# Welche Tiere wühlen Moose aus?



## Teichforum.info (27. Juli 2004)

Hallo,

bin seit vorgestern einigermaßen frustriert. Alle Moose, die ich als Randbepflanzung an meinen Teich gepflanzt habe, sind ausgerissen und in den Teich verstreut worden. Was noch ärger ist, ist daß mein Hochmoorbeet mit echt seltenen und dementsprechend teuren Pflanzen umgegraben wurde. Auch kann ich kratzspuren an den Wurzeln einiger anderer Pflanzen endecken. Es gibt hier einen streunenden Hund und - ähä- meine Katze, die versucht, meinen __ Baldrian auszugraben, was ich ja noch verstehen kann. Katzen lieben eben Baldrian, aber dass sie auf __ Moos abfahren, kann ich so nicht bestätigen. Außerdem haßt meine Katze mein Hochmoorbeet, weil sie da immer so drin versinkt .
Eine Nachbarin berichtete mir auch, dass ihre Moose ausgebraben seien. Sie tippt auf Vögel, aber die Grabspuren, die ich an den Pflanzenwurzeln entdecken konnte, ähneln nicht denen eines Vogels. Außerdem kenn ich nur Hühner, die scharren, und die gibt's bei uns nicht. Dann wäre da noch unser Eichhörnchen, aber dem traue ich das eigentlich auch nicht zu. Habe ja den streunenden Hund in Verdacht, aber da ich selbst jahrelang Hundebesitzerin war, kann ich auch nicht bestätigen, daß der wahnsinnig auf Moose stand.....Hat jemand auch sschon mal Erfahrungen mit Moose-ausgrabenden Tieren gemacht?

**SCHRIFTLICHE AUFGABE:**
Fassen Sie den Forumsbeitrag zu Moose ausgrabenden Tieren in zwei Sätzen zusammen.

**BEREITGESTELLTES MATERIAL:**
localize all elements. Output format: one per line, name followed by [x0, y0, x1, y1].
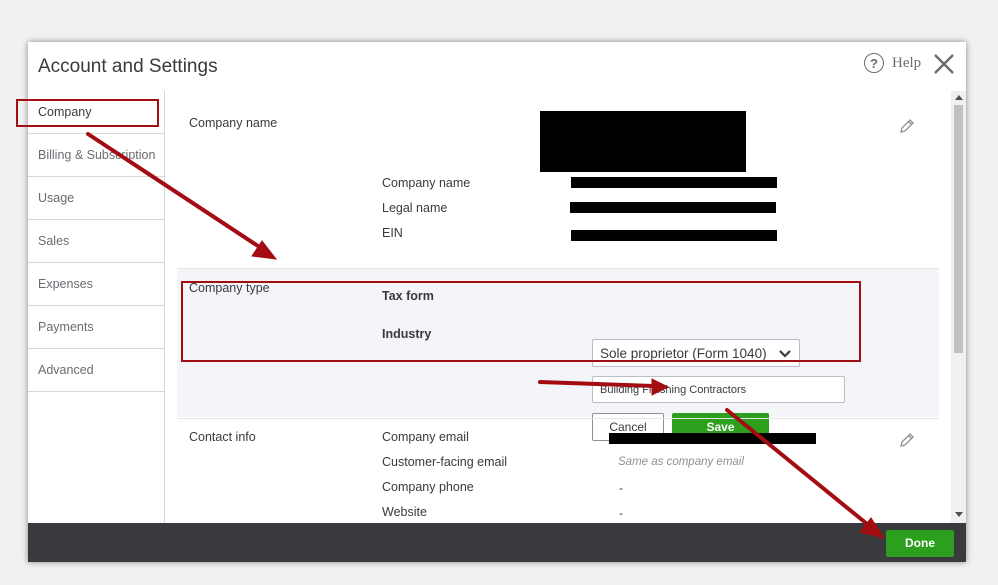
scroll-up-arrow-icon[interactable] — [955, 95, 963, 100]
sidebar-item-payments[interactable]: Payments — [28, 306, 164, 349]
dialog-title: Account and Settings — [38, 56, 218, 77]
settings-sidebar: Company Billing & Subscription Usage Sal… — [28, 91, 165, 562]
annotation-box-company-type — [181, 281, 861, 362]
pencil-icon — [900, 433, 914, 447]
website-label: Website — [382, 505, 427, 519]
website-value: - — [619, 506, 623, 520]
customer-email-value: Same as company email — [618, 456, 744, 468]
legal-name-label: Legal name — [382, 201, 448, 215]
company-email-label: Company email — [382, 430, 469, 444]
redacted-logo — [540, 111, 746, 172]
close-icon — [934, 54, 954, 74]
content-scrollbar[interactable] — [951, 91, 966, 523]
edit-contact-info-button[interactable] — [899, 432, 915, 448]
close-button[interactable] — [932, 52, 956, 76]
pencil-icon — [900, 119, 914, 133]
contact-info-section-label: Contact info — [189, 430, 256, 444]
company-phone-label: Company phone — [382, 480, 474, 494]
help-link[interactable]: ? Help — [864, 53, 921, 73]
scroll-thumb[interactable] — [954, 105, 963, 353]
annotation-box-company — [16, 99, 159, 127]
customer-email-label: Customer-facing email — [382, 455, 508, 469]
company-name-label: Company name — [382, 176, 471, 190]
section-divider — [177, 418, 939, 419]
help-circle-icon: ? — [864, 53, 884, 73]
redacted-company-name — [571, 177, 777, 188]
redacted-legal-name — [570, 202, 776, 213]
scroll-down-arrow-icon[interactable] — [955, 512, 963, 517]
sidebar-item-usage[interactable]: Usage — [28, 177, 164, 220]
sidebar-item-expenses[interactable]: Expenses — [28, 263, 164, 306]
industry-input[interactable]: Building Finishing Contractors — [592, 376, 845, 403]
sidebar-item-advanced[interactable]: Advanced — [28, 349, 164, 392]
done-button[interactable]: Done — [886, 530, 954, 557]
company-name-section-label: Company name — [189, 116, 278, 130]
redacted-ein — [571, 230, 777, 241]
company-phone-value: - — [619, 481, 623, 495]
ein-label: EIN — [382, 226, 403, 240]
redacted-company-email — [609, 433, 816, 444]
sidebar-item-sales[interactable]: Sales — [28, 220, 164, 263]
help-label: Help — [892, 54, 922, 71]
sidebar-item-billing[interactable]: Billing & Subscription — [28, 134, 164, 177]
edit-company-name-button[interactable] — [899, 118, 915, 134]
dialog-footer: Done — [28, 523, 966, 562]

**MUSTERLÖSUNG:**
Im Forumsbeitrag werden als Teichrandbepflanzung gesetzte Moose beschrieben, die ausgerissen und in den Teich verstreut wurden, dazu ein umgegrabenes Hochmoorbeet mit seltenen, teuren Pflanzen und Kratzspuren an den Wurzeln anderer Pflanzen. Als mögliche Verursacher werden ein streunender Hund, die eigene Katze, Vögel und ein Eichhörnchen erwogen, jeweils aber angezweifelt, und zum Schluss wird nach Erfahrungen mit Moose ausgrabenden Tieren gefragt.